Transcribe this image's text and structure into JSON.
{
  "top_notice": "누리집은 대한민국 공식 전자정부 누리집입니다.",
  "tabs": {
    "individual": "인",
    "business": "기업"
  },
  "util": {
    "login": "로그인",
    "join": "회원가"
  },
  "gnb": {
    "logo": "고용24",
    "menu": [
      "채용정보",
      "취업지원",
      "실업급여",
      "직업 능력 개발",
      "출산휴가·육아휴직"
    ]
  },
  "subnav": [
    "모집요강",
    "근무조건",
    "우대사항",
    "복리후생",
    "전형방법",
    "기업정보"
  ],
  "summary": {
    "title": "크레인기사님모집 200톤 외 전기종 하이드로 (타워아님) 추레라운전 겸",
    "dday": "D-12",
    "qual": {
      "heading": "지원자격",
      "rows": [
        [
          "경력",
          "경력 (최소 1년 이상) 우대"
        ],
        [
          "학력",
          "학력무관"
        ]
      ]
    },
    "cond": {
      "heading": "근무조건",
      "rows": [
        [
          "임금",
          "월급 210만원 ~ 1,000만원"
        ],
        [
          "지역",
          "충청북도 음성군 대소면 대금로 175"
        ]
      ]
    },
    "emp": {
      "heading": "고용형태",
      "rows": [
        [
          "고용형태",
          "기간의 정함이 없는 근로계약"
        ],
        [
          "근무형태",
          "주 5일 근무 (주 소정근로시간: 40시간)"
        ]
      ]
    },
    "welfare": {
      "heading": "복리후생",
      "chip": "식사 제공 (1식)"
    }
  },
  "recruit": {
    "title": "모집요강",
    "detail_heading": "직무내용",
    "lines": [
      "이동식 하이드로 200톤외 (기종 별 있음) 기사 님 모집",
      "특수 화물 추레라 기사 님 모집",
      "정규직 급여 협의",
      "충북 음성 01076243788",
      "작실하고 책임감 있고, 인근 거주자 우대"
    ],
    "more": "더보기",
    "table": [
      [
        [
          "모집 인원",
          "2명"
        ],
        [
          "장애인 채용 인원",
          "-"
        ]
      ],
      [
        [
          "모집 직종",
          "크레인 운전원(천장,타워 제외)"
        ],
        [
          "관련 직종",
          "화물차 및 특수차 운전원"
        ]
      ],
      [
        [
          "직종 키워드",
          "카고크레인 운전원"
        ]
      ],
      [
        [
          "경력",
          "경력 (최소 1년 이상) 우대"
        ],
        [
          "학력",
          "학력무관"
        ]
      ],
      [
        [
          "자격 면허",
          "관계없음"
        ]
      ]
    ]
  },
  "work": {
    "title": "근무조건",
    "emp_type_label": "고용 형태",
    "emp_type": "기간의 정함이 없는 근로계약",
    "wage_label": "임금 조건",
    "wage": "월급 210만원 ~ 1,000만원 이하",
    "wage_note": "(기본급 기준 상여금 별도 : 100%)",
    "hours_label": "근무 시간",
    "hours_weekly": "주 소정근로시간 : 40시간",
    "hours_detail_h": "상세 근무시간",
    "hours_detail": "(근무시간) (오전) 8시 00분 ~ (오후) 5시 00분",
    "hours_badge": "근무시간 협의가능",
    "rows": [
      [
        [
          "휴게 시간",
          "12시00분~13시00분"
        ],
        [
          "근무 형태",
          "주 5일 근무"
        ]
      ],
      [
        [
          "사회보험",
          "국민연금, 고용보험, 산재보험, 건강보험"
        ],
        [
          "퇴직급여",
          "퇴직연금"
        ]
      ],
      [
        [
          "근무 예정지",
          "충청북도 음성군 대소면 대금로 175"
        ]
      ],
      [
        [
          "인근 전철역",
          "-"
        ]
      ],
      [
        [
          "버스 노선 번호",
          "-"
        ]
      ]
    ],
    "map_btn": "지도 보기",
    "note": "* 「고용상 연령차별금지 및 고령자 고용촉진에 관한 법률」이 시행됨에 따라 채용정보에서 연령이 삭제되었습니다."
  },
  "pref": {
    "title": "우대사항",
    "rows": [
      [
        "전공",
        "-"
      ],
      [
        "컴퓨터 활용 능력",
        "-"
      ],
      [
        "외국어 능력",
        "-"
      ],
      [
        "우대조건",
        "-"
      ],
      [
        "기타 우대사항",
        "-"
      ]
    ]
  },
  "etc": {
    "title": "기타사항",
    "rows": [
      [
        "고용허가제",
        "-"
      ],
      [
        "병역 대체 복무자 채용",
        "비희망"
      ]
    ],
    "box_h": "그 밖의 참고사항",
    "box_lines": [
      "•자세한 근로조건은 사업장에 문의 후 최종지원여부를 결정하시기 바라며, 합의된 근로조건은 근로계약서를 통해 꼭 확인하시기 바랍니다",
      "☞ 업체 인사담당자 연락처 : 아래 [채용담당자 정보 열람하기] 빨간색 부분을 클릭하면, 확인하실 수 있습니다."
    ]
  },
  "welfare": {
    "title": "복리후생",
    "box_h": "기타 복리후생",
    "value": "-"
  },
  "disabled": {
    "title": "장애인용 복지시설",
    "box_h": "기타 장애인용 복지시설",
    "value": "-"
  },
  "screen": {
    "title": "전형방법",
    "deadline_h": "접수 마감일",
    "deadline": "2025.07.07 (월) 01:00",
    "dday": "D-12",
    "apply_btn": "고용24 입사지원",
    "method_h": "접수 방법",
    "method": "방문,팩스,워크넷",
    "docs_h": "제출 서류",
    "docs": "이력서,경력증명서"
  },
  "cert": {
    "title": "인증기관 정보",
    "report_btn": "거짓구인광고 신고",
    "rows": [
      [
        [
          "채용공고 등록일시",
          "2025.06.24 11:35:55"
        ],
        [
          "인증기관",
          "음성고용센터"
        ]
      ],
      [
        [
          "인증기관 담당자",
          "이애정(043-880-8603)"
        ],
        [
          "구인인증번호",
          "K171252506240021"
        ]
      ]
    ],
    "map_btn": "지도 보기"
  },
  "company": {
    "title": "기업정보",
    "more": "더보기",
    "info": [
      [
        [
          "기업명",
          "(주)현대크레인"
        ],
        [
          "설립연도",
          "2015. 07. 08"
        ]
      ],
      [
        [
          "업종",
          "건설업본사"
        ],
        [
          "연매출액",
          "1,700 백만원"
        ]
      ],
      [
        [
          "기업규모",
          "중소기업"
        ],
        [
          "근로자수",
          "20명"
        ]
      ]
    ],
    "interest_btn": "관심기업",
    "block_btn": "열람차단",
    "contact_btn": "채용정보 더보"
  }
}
___
→ What you will do: Can you give every line above again, exactly as written?

→ Output for this exercise:
Transcribe this image's text and structure into JSON.
{
  "top_notice": "누리집은 대한민국 공식 전자정부 누리집입니다.",
  "tabs": {
    "individual": "인",
    "business": "기업"
  },
  "util": {
    "login": "로그인",
    "join": "회원가"
  },
  "gnb": {
    "logo": "고용24",
    "menu": [
      "채용정보",
      "취업지원",
      "실업급여",
      "직업 능력 개발",
      "출산휴가·육아휴직"
    ]
  },
  "subnav": [
    "모집요강",
    "근무조건",
    "우대사항",
    "복리후생",
    "전형방법",
    "기업정보"
  ],
  "summary": {
    "title": "크레인기사님모집 200톤 외 전기종 하이드로 (타워아님) 추레라운전 겸",
    "dday": "D-12",
    "qual": {
      "heading": "지원자격",
      "rows": [
        [
          "경력",
          "경력 (최소 1년 이상) 우대"
        ],
        [
          "학력",
          "학력무관"
        ]
      ]
    },
    "cond": {
      "heading": "근무조건",
      "rows": [
        [
          "임금",
          "월급 210만원 ~ 1,000만원"
        ],
        [
          "지역",
          "충청북도 음성군 대소면 대금로 175"
        ]
      ]
    },
    "emp": {
      "heading": "고용형태",
      "rows": [
        [
          "고용형태",
          "기간의 정함이 없는 근로계약"
        ],
        [
          "근무형태",
          "주 5일 근무 (주 소정근로시간: 40시간)"
        ]
      ]
    },
    "welfare": {
      "heading": "복리후생",
      "chip": "식사 제공 (1식)"
    }
  },
  "recruit": {
    "title": "모집요강",
    "detail_heading": "직무내용",
    "lines": [
      "이동식 하이드로 200톤외 (기종 별 있음) 기사 님 모집",
      "특수 화물 추레라 기사 님 모집",
      "정규직 급여 협의",
      "충북 음성 01076243788",
      "작실하고 책임감 있고, 인근 거주자 우대"
    ],
    "more": "더보기",
    "table": [
      [
        [
          "모집 인원",
          "2명"
        ],
        [
          "장애인 채용 인원",
          "-"
        ]
      ],
      [
        [
          "모집 직종",
          "크레인 운전원(천장,타워 제외)"
        ],
        [
          "관련 직종",
          "화물차 및 특수차 운전원"
        ]
      ],
      [
        [
          "직종 키워드",
          "카고크레인 운전원"
        ]
      ],
      [
        [
          "경력",
          "경력 (최소 1년 이상) 우대"
        ],
        [
          "학력",
          "학력무관"
        ]
      ],
      [
        [
          "자격 면허",
          "관계없음"
        ]
      ]
    ]
  },
  "work": {
    "title": "근무조건",
    "emp_type_label": "고용 형태",
    "emp_type": "기간의 정함이 없는 근로계약",
    "wage_label": "임금 조건",
    "wage": "월급 210만원 ~ 1,000만원 이하",
    "wage_note": "(기본급 기준 상여금 별도 : 100%)",
    "hours_label": "근무 시간",
    "hours_weekly": "주 소정근로시간 : 40시간",
    "hours_detail_h": "상세 근무시간",
    "hours_detail": "(근무시간) (오전) 8시 00분 ~ (오후) 5시 00분",
    "hours_badge": "근무시간 협의가능",
    "rows": [
      [
        [
          "휴게 시간",
          "12시00분~13시00분"
        ],
        [
          "근무 형태",
          "주 5일 근무"
        ]
      ],
      [
        [
          "사회보험",
          "국민연금, 고용보험, 산재보험, 건강보험"
        ],
        [
          "퇴직급여",
          "퇴직연금"
        ]
      ],
      [
        [
          "근무 예정지",
          "충청북도 음성군 대소면 대금로 175"
        ]
      ],
      [
        [
          "인근 전철역",
          "-"
        ]
      ],
      [
        [
          "버스 노선 번호",
          "-"
        ]
      ]
    ],
    "map_btn": "지도 보기",
    "note": "* 「고용상 연령차별금지 및 고령자 고용촉진에 관한 법률」이 시행됨에 따라 채용정보에서 연령이 삭제되었습니다."
  },
  "pref": {
    "title": "우대사항",
    "rows": [
      [
        "전공",
        "-"
      ],
      [
        "컴퓨터 활용 능력",
        "-"
      ],
      [
        "외국어 능력",
        "-"
      ],
      [
        "우대조건",
        "-"
      ],
      [
        "기타 우대사항",
        "-"
      ]
    ]
  },
  "etc": {
    "title": "기타사항",
    "rows": [
      [
        "고용허가제",
        "-"
      ],
      [
        "병역 대체 복무자 채용",
        "비희망"
      ]
    ],
    "box_h": "그 밖의 참고사항",
    "box_lines": [
      "•자세한 근로조건은 사업장에 문의 후 최종지원여부를 결정하시기 바라며, 합의된 근로조건은 근로계약서를 통해 꼭 확인하시기 바랍니다",
      "☞ 업체 인사담당자 연락처 : 아래 [채용담당자 정보 열람하기] 빨간색 부분을 클릭하면, 확인하실 수 있습니다."
    ]
  },
  "welfare": {
    "title": "복리후생",
    "box_h": "기타 복리후생",
    "value": "-"
  },
  "disabled": {
    "title": "장애인용 복지시설",
    "box_h": "기타 장애인용 복지시설",
    "value": "-"
  },
  "screen": {
    "title": "전형방법",
    "deadline_h": "접수 마감일",
    "deadline": "2025.07.07 (월) 01:00",
    "dday": "D-12",
    "apply_btn": "고용24 입사지원",
    "method_h": "접수 방법",
    "method": "방문,팩스,워크넷",
    "docs_h": "제출 서류",
    "docs": "이력서,경력증명서"
  },
  "cert": {
    "title": "인증기관 정보",
    "report_btn": "거짓구인광고 신고",
    "rows": [
      [
        [
          "채용공고 등록일시",
          "2025.06.24 11:35:55"
        ],
        [
          "인증기관",
          "음성고용센터"
        ]
      ],
      [
        [
          "인증기관 담당자",
          "이애정(043-880-8603)"
        ],
        [
          "구인인증번호",
          "K171252506240021"
        ]
      ]
    ],
    "map_btn": "지도 보기"
  },
  "company": {
    "title": "기업정보",
    "more": "더보기",
    "info": [
      [
        [
          "기업명",
          "(주)현대크레인"
        ],
        [
          "설립연도",
          "2015. 07. 08"
        ]
      ],
      [
        [
          "업종",
          "건설업본사"
        ],
        [
          "연매출액",
          "1,700 백만원"
        ]
      ],
      [
        [
          "기업규모",
          "중소기업"
        ],
        [
          "근로자수",
          "20명"
        ]
      ]
    ],
    "interest_btn": "관심기업",
    "block_btn": "열람차단",
    "contact_btn": "채용정보 더보"
  }
}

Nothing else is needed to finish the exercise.